» Requirement
Transcribe the data that follows precisely, omitting nothing.

Rows from a figure dataset:

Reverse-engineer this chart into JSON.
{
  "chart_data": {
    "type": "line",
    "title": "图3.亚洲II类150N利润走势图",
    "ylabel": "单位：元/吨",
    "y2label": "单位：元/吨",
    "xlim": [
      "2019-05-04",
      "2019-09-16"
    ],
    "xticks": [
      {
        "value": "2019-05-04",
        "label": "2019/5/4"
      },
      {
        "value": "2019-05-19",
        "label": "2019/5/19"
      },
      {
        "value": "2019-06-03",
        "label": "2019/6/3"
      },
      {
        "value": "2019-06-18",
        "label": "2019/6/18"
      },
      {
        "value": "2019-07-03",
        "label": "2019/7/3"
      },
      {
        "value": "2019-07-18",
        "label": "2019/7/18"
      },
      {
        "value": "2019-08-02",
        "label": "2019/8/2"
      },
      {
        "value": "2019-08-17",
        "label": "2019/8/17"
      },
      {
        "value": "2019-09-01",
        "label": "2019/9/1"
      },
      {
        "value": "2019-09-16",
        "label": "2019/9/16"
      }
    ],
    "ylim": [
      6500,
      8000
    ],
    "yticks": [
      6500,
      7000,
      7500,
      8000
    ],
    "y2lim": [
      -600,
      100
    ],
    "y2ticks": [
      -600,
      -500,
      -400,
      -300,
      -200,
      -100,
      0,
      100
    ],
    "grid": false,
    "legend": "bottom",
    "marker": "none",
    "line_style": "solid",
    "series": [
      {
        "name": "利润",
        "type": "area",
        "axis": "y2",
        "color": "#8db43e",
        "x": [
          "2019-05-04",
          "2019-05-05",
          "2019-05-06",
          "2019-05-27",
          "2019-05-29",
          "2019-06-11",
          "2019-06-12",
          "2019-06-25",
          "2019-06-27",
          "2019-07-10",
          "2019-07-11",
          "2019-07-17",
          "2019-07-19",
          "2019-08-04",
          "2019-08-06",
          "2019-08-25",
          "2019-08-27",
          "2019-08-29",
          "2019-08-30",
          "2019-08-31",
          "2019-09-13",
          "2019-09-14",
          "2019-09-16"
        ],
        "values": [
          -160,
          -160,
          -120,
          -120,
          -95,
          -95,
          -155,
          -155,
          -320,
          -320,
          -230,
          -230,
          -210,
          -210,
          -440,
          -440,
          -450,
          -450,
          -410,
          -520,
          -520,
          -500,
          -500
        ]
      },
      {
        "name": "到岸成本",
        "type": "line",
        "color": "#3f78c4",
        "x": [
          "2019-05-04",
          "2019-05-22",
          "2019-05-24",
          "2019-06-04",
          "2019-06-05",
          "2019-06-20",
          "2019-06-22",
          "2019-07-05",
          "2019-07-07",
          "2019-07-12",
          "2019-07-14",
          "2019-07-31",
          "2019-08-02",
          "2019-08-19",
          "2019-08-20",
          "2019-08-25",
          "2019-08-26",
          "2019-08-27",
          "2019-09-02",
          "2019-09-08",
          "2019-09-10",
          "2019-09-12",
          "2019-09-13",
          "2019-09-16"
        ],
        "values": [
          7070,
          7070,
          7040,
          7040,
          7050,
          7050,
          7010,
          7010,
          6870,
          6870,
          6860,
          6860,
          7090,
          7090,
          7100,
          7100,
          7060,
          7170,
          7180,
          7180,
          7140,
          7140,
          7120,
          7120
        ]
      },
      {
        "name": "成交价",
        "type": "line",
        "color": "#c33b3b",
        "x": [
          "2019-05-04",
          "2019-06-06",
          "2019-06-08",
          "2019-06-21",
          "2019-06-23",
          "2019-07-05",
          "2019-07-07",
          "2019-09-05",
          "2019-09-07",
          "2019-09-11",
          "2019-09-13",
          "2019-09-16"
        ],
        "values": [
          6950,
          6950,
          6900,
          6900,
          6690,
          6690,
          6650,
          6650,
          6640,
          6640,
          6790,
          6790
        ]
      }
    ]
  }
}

» The reply
Reverse-engineer this chart into JSON.
{
  "chart_data": {
    "type": "line",
    "title": "图3.亚洲II类150N利润走势图",
    "ylabel": "单位：元/吨",
    "y2label": "单位：元/吨",
    "xlim": [
      "2019-05-04",
      "2019-09-16"
    ],
    "xticks": [
      {
        "value": "2019-05-04",
        "label": "2019/5/4"
      },
      {
        "value": "2019-05-19",
        "label": "2019/5/19"
      },
      {
        "value": "2019-06-03",
        "label": "2019/6/3"
      },
      {
        "value": "2019-06-18",
        "label": "2019/6/18"
      },
      {
        "value": "2019-07-03",
        "label": "2019/7/3"
      },
      {
        "value": "2019-07-18",
        "label": "2019/7/18"
      },
      {
        "value": "2019-08-02",
        "label": "2019/8/2"
      },
      {
        "value": "2019-08-17",
        "label": "2019/8/17"
      },
      {
        "value": "2019-09-01",
        "label": "2019/9/1"
      },
      {
        "value": "2019-09-16",
        "label": "2019/9/16"
      }
    ],
    "ylim": [
      6500,
      8000
    ],
    "yticks": [
      6500,
      7000,
      7500,
      8000
    ],
    "y2lim": [
      -600,
      100
    ],
    "y2ticks": [
      -600,
      -500,
      -400,
      -300,
      -200,
      -100,
      0,
      100
    ],
    "grid": false,
    "legend": "bottom",
    "marker": "none",
    "line_style": "solid",
    "series": [
      {
        "name": "利润",
        "type": "area",
        "axis": "y2",
        "color": "#8db43e",
        "x": [
          "2019-05-04",
          "2019-05-05",
          "2019-05-06",
          "2019-05-27",
          "2019-05-29",
          "2019-06-11",
          "2019-06-12",
          "2019-06-25",
          "2019-06-27",
          "2019-07-10",
          "2019-07-11",
          "2019-07-17",
          "2019-07-19",
          "2019-08-04",
          "2019-08-06",
          "2019-08-25",
          "2019-08-27",
          "2019-08-29",
          "2019-08-30",
          "2019-08-31",
          "2019-09-13",
          "2019-09-14",
          "2019-09-16"
        ],
        "values": [
          -160,
          -160,
          -120,
          -120,
          -95,
          -95,
          -155,
          -155,
          -320,
          -320,
          -230,
          -230,
          -210,
          -210,
          -440,
          -440,
          -450,
          -450,
          -410,
          -520,
          -520,
          -500,
          -500
        ]
      },
      {
        "name": "到岸成本",
        "type": "line",
        "color": "#3f78c4",
        "x": [
          "2019-05-04",
          "2019-05-22",
          "2019-05-24",
          "2019-06-04",
          "2019-06-05",
          "2019-06-20",
          "2019-06-22",
          "2019-07-05",
          "2019-07-07",
          "2019-07-12",
          "2019-07-14",
          "2019-07-31",
          "2019-08-02",
          "2019-08-19",
          "2019-08-20",
          "2019-08-25",
          "2019-08-26",
          "2019-08-27",
          "2019-09-02",
          "2019-09-08",
          "2019-09-10",
          "2019-09-12",
          "2019-09-13",
          "2019-09-16"
        ],
        "values": [
          7070,
          7070,
          7040,
          7040,
          7050,
          7050,
          7010,
          7010,
          6870,
          6870,
          6860,
          6860,
          7090,
          7090,
          7100,
          7100,
          7060,
          7170,
          7180,
          7180,
          7140,
          7140,
          7120,
          7120
        ]
      },
      {
        "name": "成交价",
        "type": "line",
        "color": "#c33b3b",
        "x": [
          "2019-05-04",
          "2019-06-06",
          "2019-06-08",
          "2019-06-21",
          "2019-06-23",
          "2019-07-05",
          "2019-07-07",
          "2019-09-05",
          "2019-09-07",
          "2019-09-11",
          "2019-09-13",
          "2019-09-16"
        ],
        "values": [
          6950,
          6950,
          6900,
          6900,
          6690,
          6690,
          6650,
          6650,
          6640,
          6640,
          6790,
          6790
        ]
      }
    ]
  }
}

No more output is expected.